Stored records

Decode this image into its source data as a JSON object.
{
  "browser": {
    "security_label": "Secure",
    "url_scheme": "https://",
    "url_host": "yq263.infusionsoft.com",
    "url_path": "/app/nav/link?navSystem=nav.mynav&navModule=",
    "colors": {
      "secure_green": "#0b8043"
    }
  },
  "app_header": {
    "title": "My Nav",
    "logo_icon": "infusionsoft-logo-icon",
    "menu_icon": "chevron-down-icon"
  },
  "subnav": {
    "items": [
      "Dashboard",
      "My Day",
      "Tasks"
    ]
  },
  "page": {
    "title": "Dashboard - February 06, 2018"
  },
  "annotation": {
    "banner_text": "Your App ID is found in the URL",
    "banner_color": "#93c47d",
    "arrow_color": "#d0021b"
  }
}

SET EXERCISE: All of the material above needs to be retyped word for word.

SOLUTION:
Decode this image into its source data as a JSON object.
{
  "browser": {
    "security_label": "Secure",
    "url_scheme": "https://",
    "url_host": "yq263.infusionsoft.com",
    "url_path": "/app/nav/link?navSystem=nav.mynav&navModule=",
    "colors": {
      "secure_green": "#0b8043"
    }
  },
  "app_header": {
    "title": "My Nav",
    "logo_icon": "infusionsoft-logo-icon",
    "menu_icon": "chevron-down-icon"
  },
  "subnav": {
    "items": [
      "Dashboard",
      "My Day",
      "Tasks"
    ]
  },
  "page": {
    "title": "Dashboard - February 06, 2018"
  },
  "annotation": {
    "banner_text": "Your App ID is found in the URL",
    "banner_color": "#93c47d",
    "arrow_color": "#d0021b"
  }
}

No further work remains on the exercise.